[Stored data]
■ ■ ■

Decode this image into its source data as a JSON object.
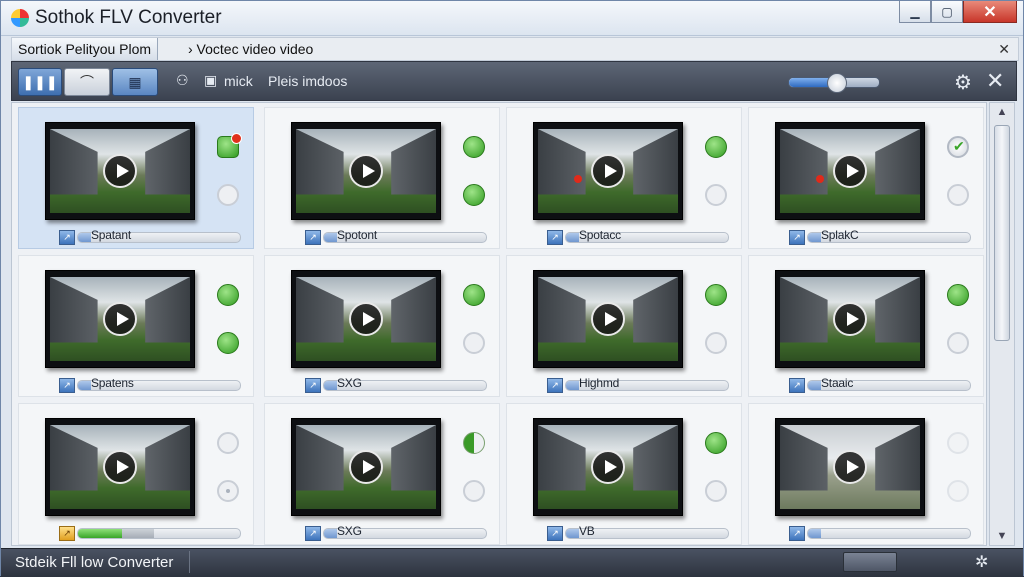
{
  "window": {
    "title": "Sothok FLV Converter",
    "minimize": "▁",
    "maximize": "▢",
    "close": "✕"
  },
  "tabbar": {
    "active_tab": "Sortiok Pelityou Plom",
    "path": "› Voctec  video video",
    "close": "✕"
  },
  "toolbar": {
    "view_grid": "❚❚❚",
    "view_list": "⌒",
    "view_tiles": "▦",
    "person_icon": "⚇",
    "mick_label": "mick",
    "media_icon": "▣",
    "plex_label": "Pleis imdoos",
    "zoom_level": 0.52,
    "gear": "⚙",
    "close": "✕"
  },
  "items": [
    {
      "label": "Spatant",
      "progress": 0.0,
      "status_top": "green-alert",
      "status_bottom": "empty",
      "selected": true
    },
    {
      "label": "Spotont",
      "progress": 0.0,
      "status_top": "green",
      "status_bottom": "green",
      "selected": false
    },
    {
      "label": "Spotacc",
      "progress": 0.0,
      "status_top": "green",
      "status_bottom": "empty",
      "selected": false
    },
    {
      "label": "SplakC",
      "progress": 0.0,
      "status_top": "check",
      "status_bottom": "empty",
      "selected": false
    },
    {
      "label": "Spatens",
      "progress": 0.0,
      "status_top": "green",
      "status_bottom": "green",
      "selected": false
    },
    {
      "label": "SXG",
      "progress": 0.0,
      "status_top": "green",
      "status_bottom": "empty",
      "selected": false
    },
    {
      "label": "Highmd",
      "progress": 0.0,
      "status_top": "green",
      "status_bottom": "empty",
      "selected": false
    },
    {
      "label": "Staaic",
      "progress": 0.0,
      "status_top": "green",
      "status_bottom": "empty",
      "selected": false
    },
    {
      "label": "",
      "progress": 0.27,
      "status_top": "empty",
      "status_bottom": "target",
      "selected": false
    },
    {
      "label": "SXG",
      "progress": 0.0,
      "status_top": "half",
      "status_bottom": "empty",
      "selected": false
    },
    {
      "label": "VB",
      "progress": 0.0,
      "status_top": "green",
      "status_bottom": "empty",
      "selected": false
    },
    {
      "label": "",
      "progress": 0.0,
      "status_top": "dim",
      "status_bottom": "dim",
      "selected": false
    }
  ],
  "statusbar": {
    "text": "Stdeik  Fll  low  Converter",
    "gear": "✲"
  },
  "colors": {
    "accent": "#3e6fb0",
    "success": "#2f9a1f",
    "alert": "#e02a1a"
  }
}
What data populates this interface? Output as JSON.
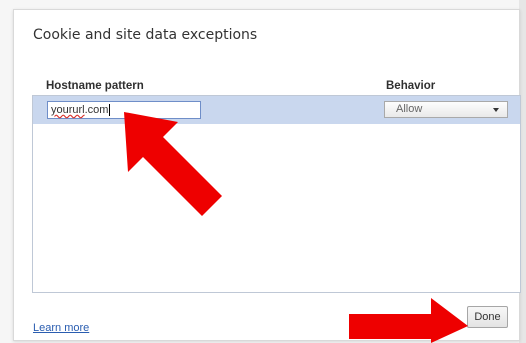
{
  "dialog": {
    "title": "Cookie and site data exceptions"
  },
  "list": {
    "headers": {
      "hostname": "Hostname pattern",
      "behavior": "Behavior"
    },
    "row": {
      "hostname_value": "yoururl.com",
      "hostname_underlined_part": "yoururl",
      "hostname_rest": ".com",
      "behavior_value": "Allow"
    }
  },
  "footer": {
    "learn_more": "Learn more",
    "done_label": "Done"
  },
  "annotations": {
    "arrow_color": "#ee0000",
    "arrows": [
      "arrow-pointing-to-hostname-input",
      "arrow-pointing-to-done-button"
    ]
  },
  "colors": {
    "selection_highlight": "#c9d7ee",
    "link": "#2a5db0"
  }
}
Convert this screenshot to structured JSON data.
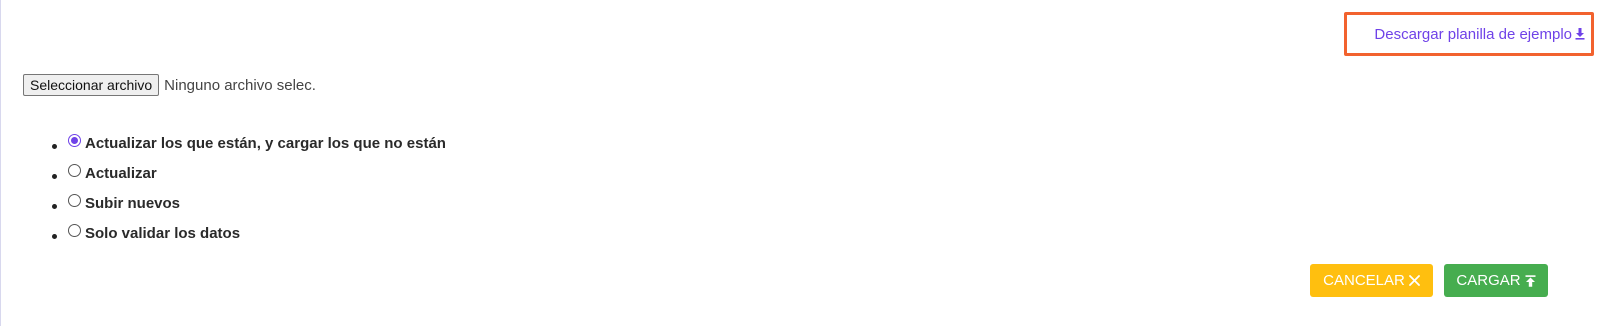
{
  "download": {
    "label": "Descargar planilla de ejemplo",
    "icon": "download-icon",
    "highlight_color": "#f2622e",
    "link_color": "#6f42e8"
  },
  "file": {
    "button_label": "Seleccionar archivo",
    "status": "Ninguno archivo selec."
  },
  "options": [
    {
      "label": "Actualizar los que están, y cargar los que no están",
      "selected": true
    },
    {
      "label": "Actualizar",
      "selected": false
    },
    {
      "label": "Subir nuevos",
      "selected": false
    },
    {
      "label": "Solo validar los datos",
      "selected": false
    }
  ],
  "actions": {
    "cancel": {
      "label": "CANCELAR",
      "icon": "close-icon",
      "color": "#ffbf0f"
    },
    "upload": {
      "label": "CARGAR",
      "icon": "upload-icon",
      "color": "#46ad4f"
    }
  }
}
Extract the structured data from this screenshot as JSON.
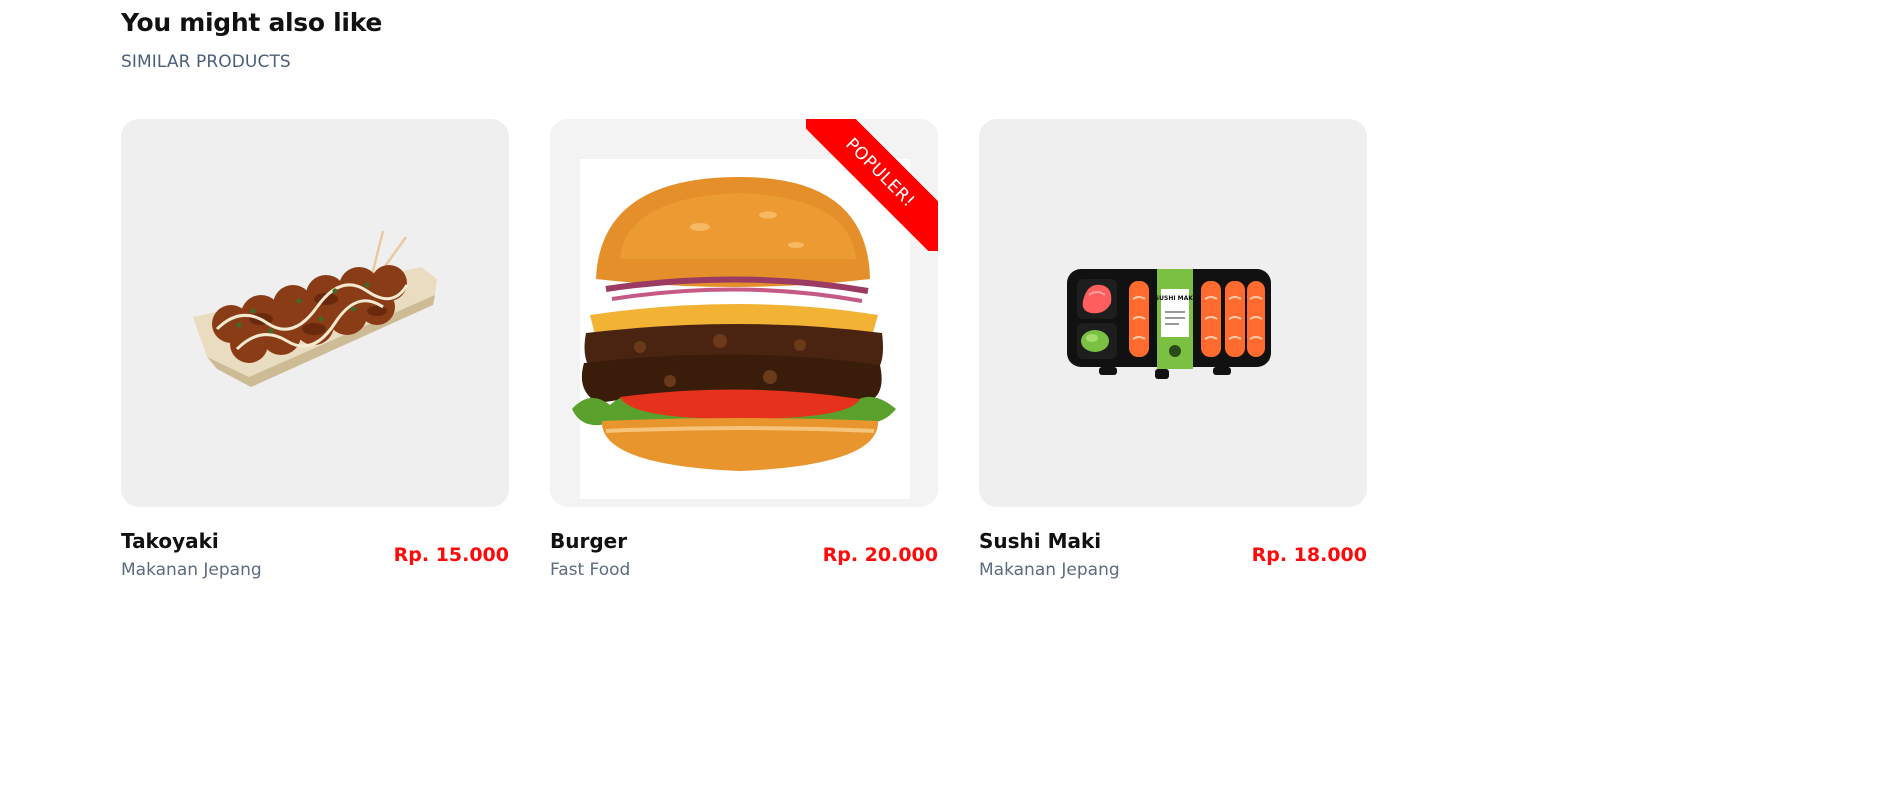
{
  "section": {
    "title": "You might also like",
    "subtitle": "SIMILAR PRODUCTS"
  },
  "products": [
    {
      "name": "Takoyaki",
      "category": "Makanan Jepang",
      "price": "Rp. 15.000",
      "image": "takoyaki-image"
    },
    {
      "name": "Burger",
      "category": "Fast Food",
      "price": "Rp. 20.000",
      "image": "burger-image",
      "ribbon": "POPULER!"
    },
    {
      "name": "Sushi Maki",
      "category": "Makanan Jepang",
      "price": "Rp. 18.000",
      "image": "sushi-maki-image",
      "pack_label": "SUSHI MAKI"
    }
  ],
  "colors": {
    "accent": "#ff0000",
    "price": "#ff0a0a",
    "thumb_bg": "#efefef",
    "muted_text": "#5b6b82"
  }
}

■ ■ ■

**What is required**
Skip the pictures and copy exactly the lines from the one containing "Extract the structured" through the end of the material, both ends included.

**The answer**
Extract the structured data from this screenshot as JSON.
{
  "section": {
    "title": "You might also like",
    "subtitle": "SIMILAR PRODUCTS"
  },
  "products": [
    {
      "name": "Takoyaki",
      "category": "Makanan Jepang",
      "price": "Rp. 15.000",
      "image": "takoyaki-image"
    },
    {
      "name": "Burger",
      "category": "Fast Food",
      "price": "Rp. 20.000",
      "image": "burger-image",
      "ribbon": "POPULER!"
    },
    {
      "name": "Sushi Maki",
      "category": "Makanan Jepang",
      "price": "Rp. 18.000",
      "image": "sushi-maki-image",
      "pack_label": "SUSHI MAKI"
    }
  ],
  "colors": {
    "accent": "#ff0000",
    "price": "#ff0a0a",
    "thumb_bg": "#efefef",
    "muted_text": "#5b6b82"
  }
}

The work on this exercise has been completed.